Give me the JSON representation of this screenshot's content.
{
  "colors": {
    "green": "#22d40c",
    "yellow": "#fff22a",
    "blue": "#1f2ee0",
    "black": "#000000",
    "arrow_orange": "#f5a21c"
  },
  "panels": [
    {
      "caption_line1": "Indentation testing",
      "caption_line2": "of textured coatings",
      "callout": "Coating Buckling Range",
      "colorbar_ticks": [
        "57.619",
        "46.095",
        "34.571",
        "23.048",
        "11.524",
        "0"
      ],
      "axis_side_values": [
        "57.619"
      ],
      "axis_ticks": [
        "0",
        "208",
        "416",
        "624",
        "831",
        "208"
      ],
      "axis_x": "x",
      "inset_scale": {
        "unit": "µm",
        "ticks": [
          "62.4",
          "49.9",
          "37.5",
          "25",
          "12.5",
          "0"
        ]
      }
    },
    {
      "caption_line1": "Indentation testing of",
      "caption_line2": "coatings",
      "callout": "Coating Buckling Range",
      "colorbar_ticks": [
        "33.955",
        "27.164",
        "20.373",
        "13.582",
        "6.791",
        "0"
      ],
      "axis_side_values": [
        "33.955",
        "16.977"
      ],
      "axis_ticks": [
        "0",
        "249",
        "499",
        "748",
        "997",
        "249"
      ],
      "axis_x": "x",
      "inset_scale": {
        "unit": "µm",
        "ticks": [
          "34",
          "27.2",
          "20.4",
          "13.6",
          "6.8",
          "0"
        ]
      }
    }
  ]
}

|---|

What to produce.
Return each line of the data exactly as written above.

Solution below.
Give me the JSON representation of this screenshot's content.
{
  "colors": {
    "green": "#22d40c",
    "yellow": "#fff22a",
    "blue": "#1f2ee0",
    "black": "#000000",
    "arrow_orange": "#f5a21c"
  },
  "panels": [
    {
      "caption_line1": "Indentation testing",
      "caption_line2": "of textured coatings",
      "callout": "Coating Buckling Range",
      "colorbar_ticks": [
        "57.619",
        "46.095",
        "34.571",
        "23.048",
        "11.524",
        "0"
      ],
      "axis_side_values": [
        "57.619"
      ],
      "axis_ticks": [
        "0",
        "208",
        "416",
        "624",
        "831",
        "208"
      ],
      "axis_x": "x",
      "inset_scale": {
        "unit": "µm",
        "ticks": [
          "62.4",
          "49.9",
          "37.5",
          "25",
          "12.5",
          "0"
        ]
      }
    },
    {
      "caption_line1": "Indentation testing of",
      "caption_line2": "coatings",
      "callout": "Coating Buckling Range",
      "colorbar_ticks": [
        "33.955",
        "27.164",
        "20.373",
        "13.582",
        "6.791",
        "0"
      ],
      "axis_side_values": [
        "33.955",
        "16.977"
      ],
      "axis_ticks": [
        "0",
        "249",
        "499",
        "748",
        "997",
        "249"
      ],
      "axis_x": "x",
      "inset_scale": {
        "unit": "µm",
        "ticks": [
          "34",
          "27.2",
          "20.4",
          "13.6",
          "6.8",
          "0"
        ]
      }
    }
  ]
}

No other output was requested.